YOUR OBJECTIVE: Output all of the records exactly as written.
* BEGIN GIVEN INFORMATION *
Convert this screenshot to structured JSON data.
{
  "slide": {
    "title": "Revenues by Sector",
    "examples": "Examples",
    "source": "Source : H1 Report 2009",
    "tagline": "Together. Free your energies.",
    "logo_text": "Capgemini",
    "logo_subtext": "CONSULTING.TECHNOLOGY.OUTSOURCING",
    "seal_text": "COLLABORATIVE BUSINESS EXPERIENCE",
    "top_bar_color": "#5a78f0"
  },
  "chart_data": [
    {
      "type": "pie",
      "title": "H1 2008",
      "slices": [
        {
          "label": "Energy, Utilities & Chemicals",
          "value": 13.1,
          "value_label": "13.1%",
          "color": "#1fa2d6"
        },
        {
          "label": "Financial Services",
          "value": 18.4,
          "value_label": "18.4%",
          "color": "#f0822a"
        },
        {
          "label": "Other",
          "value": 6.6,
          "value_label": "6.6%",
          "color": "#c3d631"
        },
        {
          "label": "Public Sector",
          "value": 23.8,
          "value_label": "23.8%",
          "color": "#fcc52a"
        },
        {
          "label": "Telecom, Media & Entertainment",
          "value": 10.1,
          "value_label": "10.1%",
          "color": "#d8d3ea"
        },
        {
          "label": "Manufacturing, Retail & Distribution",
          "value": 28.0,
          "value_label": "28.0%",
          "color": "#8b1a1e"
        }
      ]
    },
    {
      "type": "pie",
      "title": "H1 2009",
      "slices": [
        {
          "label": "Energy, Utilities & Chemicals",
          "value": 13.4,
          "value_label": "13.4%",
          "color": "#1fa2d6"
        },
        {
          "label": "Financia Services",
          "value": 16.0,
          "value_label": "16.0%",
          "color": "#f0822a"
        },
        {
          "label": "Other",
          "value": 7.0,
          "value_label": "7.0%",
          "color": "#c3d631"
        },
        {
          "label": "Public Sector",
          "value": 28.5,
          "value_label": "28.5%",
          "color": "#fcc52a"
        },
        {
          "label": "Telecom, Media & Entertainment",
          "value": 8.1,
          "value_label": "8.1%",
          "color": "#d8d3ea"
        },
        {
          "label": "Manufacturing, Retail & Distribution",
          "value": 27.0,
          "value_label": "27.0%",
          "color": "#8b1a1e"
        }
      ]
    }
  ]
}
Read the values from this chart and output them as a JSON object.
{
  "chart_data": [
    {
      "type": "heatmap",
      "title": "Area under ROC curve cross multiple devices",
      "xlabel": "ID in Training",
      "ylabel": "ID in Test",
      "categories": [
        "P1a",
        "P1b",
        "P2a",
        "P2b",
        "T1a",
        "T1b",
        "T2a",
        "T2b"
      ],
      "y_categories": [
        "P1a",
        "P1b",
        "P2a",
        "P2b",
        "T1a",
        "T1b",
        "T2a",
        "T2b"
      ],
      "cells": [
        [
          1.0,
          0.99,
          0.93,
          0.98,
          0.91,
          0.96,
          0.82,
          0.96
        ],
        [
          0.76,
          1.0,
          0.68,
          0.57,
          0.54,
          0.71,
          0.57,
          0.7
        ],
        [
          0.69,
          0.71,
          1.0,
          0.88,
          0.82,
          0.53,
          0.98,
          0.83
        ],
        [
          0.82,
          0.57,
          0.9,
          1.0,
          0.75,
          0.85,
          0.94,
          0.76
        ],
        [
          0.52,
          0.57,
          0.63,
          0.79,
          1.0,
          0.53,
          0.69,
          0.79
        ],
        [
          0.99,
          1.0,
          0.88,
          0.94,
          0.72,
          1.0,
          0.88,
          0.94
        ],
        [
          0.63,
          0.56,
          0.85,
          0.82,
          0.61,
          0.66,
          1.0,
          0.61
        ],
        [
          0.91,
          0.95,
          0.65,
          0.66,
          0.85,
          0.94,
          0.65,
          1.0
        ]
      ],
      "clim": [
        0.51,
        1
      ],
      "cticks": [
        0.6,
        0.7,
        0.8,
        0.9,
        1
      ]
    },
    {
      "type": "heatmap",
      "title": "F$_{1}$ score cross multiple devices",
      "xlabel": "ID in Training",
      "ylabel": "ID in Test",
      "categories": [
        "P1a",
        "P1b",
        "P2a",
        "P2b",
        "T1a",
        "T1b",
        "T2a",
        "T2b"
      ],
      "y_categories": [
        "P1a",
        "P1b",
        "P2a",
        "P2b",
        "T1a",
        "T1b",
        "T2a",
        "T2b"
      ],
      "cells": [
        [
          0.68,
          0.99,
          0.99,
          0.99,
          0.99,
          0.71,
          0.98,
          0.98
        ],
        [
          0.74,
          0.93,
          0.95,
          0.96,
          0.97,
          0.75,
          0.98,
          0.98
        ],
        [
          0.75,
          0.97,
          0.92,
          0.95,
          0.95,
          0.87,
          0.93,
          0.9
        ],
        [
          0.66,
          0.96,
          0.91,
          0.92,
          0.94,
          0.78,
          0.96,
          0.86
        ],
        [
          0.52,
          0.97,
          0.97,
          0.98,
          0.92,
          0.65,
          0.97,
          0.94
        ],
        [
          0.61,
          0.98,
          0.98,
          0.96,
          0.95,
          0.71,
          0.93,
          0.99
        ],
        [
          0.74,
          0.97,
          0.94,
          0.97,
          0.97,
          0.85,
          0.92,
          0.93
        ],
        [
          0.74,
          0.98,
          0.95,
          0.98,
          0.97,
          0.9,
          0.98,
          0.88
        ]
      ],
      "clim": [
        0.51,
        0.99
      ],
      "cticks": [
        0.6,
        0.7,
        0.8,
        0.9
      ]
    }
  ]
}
* END GIVEN INFORMATION *
SOLUTION FOR THIS PROBLEM:
Convert this screenshot to structured JSON data.
{
  "slide": {
    "title": "Revenues by Sector",
    "examples": "Examples",
    "source": "Source : H1 Report 2009",
    "tagline": "Together. Free your energies.",
    "logo_text": "Capgemini",
    "logo_subtext": "CONSULTING.TECHNOLOGY.OUTSOURCING",
    "seal_text": "COLLABORATIVE BUSINESS EXPERIENCE",
    "top_bar_color": "#5a78f0"
  },
  "chart_data": [
    {
      "type": "pie",
      "title": "H1 2008",
      "slices": [
        {
          "label": "Energy, Utilities & Chemicals",
          "value": 13.1,
          "value_label": "13.1%",
          "color": "#1fa2d6"
        },
        {
          "label": "Financial Services",
          "value": 18.4,
          "value_label": "18.4%",
          "color": "#f0822a"
        },
        {
          "label": "Other",
          "value": 6.6,
          "value_label": "6.6%",
          "color": "#c3d631"
        },
        {
          "label": "Public Sector",
          "value": 23.8,
          "value_label": "23.8%",
          "color": "#fcc52a"
        },
        {
          "label": "Telecom, Media & Entertainment",
          "value": 10.1,
          "value_label": "10.1%",
          "color": "#d8d3ea"
        },
        {
          "label": "Manufacturing, Retail & Distribution",
          "value": 28.0,
          "value_label": "28.0%",
          "color": "#8b1a1e"
        }
      ]
    },
    {
      "type": "pie",
      "title": "H1 2009",
      "slices": [
        {
          "label": "Energy, Utilities & Chemicals",
          "value": 13.4,
          "value_label": "13.4%",
          "color": "#1fa2d6"
        },
        {
          "label": "Financia Services",
          "value": 16.0,
          "value_label": "16.0%",
          "color": "#f0822a"
        },
        {
          "label": "Other",
          "value": 7.0,
          "value_label": "7.0%",
          "color": "#c3d631"
        },
        {
          "label": "Public Sector",
          "value": 28.5,
          "value_label": "28.5%",
          "color": "#fcc52a"
        },
        {
          "label": "Telecom, Media & Entertainment",
          "value": 8.1,
          "value_label": "8.1%",
          "color": "#d8d3ea"
        },
        {
          "label": "Manufacturing, Retail & Distribution",
          "value": 27.0,
          "value_label": "27.0%",
          "color": "#8b1a1e"
        }
      ]
    }
  ]
}
Read the values from this chart and output them as a JSON object.
{
  "chart_data": [
    {
      "type": "heatmap",
      "title": "Area under ROC curve cross multiple devices",
      "xlabel": "ID in Training",
      "ylabel": "ID in Test",
      "categories": [
        "P1a",
        "P1b",
        "P2a",
        "P2b",
        "T1a",
        "T1b",
        "T2a",
        "T2b"
      ],
      "y_categories": [
        "P1a",
        "P1b",
        "P2a",
        "P2b",
        "T1a",
        "T1b",
        "T2a",
        "T2b"
      ],
      "cells": [
        [
          1.0,
          0.99,
          0.93,
          0.98,
          0.91,
          0.96,
          0.82,
          0.96
        ],
        [
          0.76,
          1.0,
          0.68,
          0.57,
          0.54,
          0.71,
          0.57,
          0.7
        ],
        [
          0.69,
          0.71,
          1.0,
          0.88,
          0.82,
          0.53,
          0.98,
          0.83
        ],
        [
          0.82,
          0.57,
          0.9,
          1.0,
          0.75,
          0.85,
          0.94,
          0.76
        ],
        [
          0.52,
          0.57,
          0.63,
          0.79,
          1.0,
          0.53,
          0.69,
          0.79
        ],
        [
          0.99,
          1.0,
          0.88,
          0.94,
          0.72,
          1.0,
          0.88,
          0.94
        ],
        [
          0.63,
          0.56,
          0.85,
          0.82,
          0.61,
          0.66,
          1.0,
          0.61
        ],
        [
          0.91,
          0.95,
          0.65,
          0.66,
          0.85,
          0.94,
          0.65,
          1.0
        ]
      ],
      "clim": [
        0.51,
        1
      ],
      "cticks": [
        0.6,
        0.7,
        0.8,
        0.9,
        1
      ]
    },
    {
      "type": "heatmap",
      "title": "F$_{1}$ score cross multiple devices",
      "xlabel": "ID in Training",
      "ylabel": "ID in Test",
      "categories": [
        "P1a",
        "P1b",
        "P2a",
        "P2b",
        "T1a",
        "T1b",
        "T2a",
        "T2b"
      ],
      "y_categories": [
        "P1a",
        "P1b",
        "P2a",
        "P2b",
        "T1a",
        "T1b",
        "T2a",
        "T2b"
      ],
      "cells": [
        [
          0.68,
          0.99,
          0.99,
          0.99,
          0.99,
          0.71,
          0.98,
          0.98
        ],
        [
          0.74,
          0.93,
          0.95,
          0.96,
          0.97,
          0.75,
          0.98,
          0.98
        ],
        [
          0.75,
          0.97,
          0.92,
          0.95,
          0.95,
          0.87,
          0.93,
          0.9
        ],
        [
          0.66,
          0.96,
          0.91,
          0.92,
          0.94,
          0.78,
          0.96,
          0.86
        ],
        [
          0.52,
          0.97,
          0.97,
          0.98,
          0.92,
          0.65,
          0.97,
          0.94
        ],
        [
          0.61,
          0.98,
          0.98,
          0.96,
          0.95,
          0.71,
          0.93,
          0.99
        ],
        [
          0.74,
          0.97,
          0.94,
          0.97,
          0.97,
          0.85,
          0.92,
          0.93
        ],
        [
          0.74,
          0.98,
          0.95,
          0.98,
          0.97,
          0.9,
          0.98,
          0.88
        ]
      ],
      "clim": [
        0.51,
        0.99
      ],
      "cticks": [
        0.6,
        0.7,
        0.8,
        0.9
      ]
    }
  ]
}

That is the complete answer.